# [Aim of the task]
Count the lines containing "channel". Give the number alone.

(Stored entries)

•••••

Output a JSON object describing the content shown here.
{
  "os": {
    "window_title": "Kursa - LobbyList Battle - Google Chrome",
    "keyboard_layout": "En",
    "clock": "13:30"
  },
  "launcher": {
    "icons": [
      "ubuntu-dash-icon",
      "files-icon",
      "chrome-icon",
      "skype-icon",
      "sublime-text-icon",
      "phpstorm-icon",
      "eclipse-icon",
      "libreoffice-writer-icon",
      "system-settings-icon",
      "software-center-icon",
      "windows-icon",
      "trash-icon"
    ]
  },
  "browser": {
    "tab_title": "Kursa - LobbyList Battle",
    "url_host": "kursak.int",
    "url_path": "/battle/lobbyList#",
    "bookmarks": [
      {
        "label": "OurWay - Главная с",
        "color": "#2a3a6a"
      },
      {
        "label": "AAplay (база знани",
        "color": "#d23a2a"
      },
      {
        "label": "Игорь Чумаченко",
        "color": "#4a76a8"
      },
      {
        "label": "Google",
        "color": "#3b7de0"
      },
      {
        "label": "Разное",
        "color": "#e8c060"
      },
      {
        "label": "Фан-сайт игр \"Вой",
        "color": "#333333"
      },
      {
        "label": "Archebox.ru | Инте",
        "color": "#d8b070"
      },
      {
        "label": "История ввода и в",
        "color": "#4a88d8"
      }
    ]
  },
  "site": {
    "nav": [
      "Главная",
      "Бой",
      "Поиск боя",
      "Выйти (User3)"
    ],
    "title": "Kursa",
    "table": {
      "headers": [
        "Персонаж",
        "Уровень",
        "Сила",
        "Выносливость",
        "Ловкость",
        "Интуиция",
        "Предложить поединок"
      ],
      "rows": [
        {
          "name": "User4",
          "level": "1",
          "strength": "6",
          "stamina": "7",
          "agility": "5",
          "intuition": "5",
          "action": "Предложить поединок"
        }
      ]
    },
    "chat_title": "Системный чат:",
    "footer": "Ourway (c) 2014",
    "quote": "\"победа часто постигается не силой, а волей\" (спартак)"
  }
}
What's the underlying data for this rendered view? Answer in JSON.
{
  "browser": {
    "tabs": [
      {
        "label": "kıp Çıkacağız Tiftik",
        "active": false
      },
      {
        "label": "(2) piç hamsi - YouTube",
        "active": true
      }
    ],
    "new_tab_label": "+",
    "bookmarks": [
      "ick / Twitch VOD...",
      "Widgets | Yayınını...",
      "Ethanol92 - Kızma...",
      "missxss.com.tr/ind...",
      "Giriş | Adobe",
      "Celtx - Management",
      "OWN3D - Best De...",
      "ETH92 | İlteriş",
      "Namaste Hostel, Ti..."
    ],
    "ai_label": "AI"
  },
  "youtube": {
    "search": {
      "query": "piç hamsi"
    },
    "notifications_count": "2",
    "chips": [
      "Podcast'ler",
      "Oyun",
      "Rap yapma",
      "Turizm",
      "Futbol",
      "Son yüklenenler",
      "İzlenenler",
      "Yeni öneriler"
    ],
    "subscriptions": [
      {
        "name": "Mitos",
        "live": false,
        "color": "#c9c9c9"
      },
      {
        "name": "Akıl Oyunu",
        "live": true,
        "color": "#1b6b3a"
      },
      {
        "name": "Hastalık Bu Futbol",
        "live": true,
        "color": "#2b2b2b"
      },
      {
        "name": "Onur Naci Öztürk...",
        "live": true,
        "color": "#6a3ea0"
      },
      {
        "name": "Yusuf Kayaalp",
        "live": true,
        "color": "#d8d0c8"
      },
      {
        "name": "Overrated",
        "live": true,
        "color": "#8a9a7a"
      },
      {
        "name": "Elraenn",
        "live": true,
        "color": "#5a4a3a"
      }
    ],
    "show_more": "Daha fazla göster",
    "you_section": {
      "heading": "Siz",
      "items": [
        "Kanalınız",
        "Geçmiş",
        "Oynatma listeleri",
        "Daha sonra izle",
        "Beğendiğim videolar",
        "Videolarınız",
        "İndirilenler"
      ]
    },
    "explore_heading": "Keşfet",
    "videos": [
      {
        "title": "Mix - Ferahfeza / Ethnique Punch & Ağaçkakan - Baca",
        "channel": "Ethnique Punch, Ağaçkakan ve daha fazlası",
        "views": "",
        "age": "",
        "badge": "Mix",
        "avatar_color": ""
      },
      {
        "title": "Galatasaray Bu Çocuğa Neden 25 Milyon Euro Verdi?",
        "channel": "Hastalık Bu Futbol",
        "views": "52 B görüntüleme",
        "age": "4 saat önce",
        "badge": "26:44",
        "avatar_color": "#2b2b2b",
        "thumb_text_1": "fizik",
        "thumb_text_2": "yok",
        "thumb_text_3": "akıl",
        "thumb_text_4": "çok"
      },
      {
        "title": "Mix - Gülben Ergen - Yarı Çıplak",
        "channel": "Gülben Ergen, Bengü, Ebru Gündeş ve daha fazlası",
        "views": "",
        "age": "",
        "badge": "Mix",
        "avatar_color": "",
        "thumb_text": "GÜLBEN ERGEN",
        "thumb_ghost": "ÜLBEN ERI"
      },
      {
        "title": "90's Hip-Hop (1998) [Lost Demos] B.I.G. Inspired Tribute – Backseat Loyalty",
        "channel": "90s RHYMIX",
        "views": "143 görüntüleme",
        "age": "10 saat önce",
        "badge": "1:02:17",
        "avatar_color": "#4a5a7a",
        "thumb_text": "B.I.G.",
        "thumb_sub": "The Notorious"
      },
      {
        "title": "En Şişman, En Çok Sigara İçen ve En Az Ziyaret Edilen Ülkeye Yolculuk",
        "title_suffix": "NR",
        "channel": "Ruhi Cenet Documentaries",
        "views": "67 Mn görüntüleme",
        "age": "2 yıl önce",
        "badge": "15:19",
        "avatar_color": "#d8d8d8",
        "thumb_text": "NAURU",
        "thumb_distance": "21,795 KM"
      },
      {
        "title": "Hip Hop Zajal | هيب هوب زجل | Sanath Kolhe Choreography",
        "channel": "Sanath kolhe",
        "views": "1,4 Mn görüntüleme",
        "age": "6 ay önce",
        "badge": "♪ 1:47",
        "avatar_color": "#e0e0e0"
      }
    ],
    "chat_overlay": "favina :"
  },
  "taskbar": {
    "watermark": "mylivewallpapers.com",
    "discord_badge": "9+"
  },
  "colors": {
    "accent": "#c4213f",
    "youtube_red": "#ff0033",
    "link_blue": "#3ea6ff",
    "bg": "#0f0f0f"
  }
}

•••••

# [Solution]
6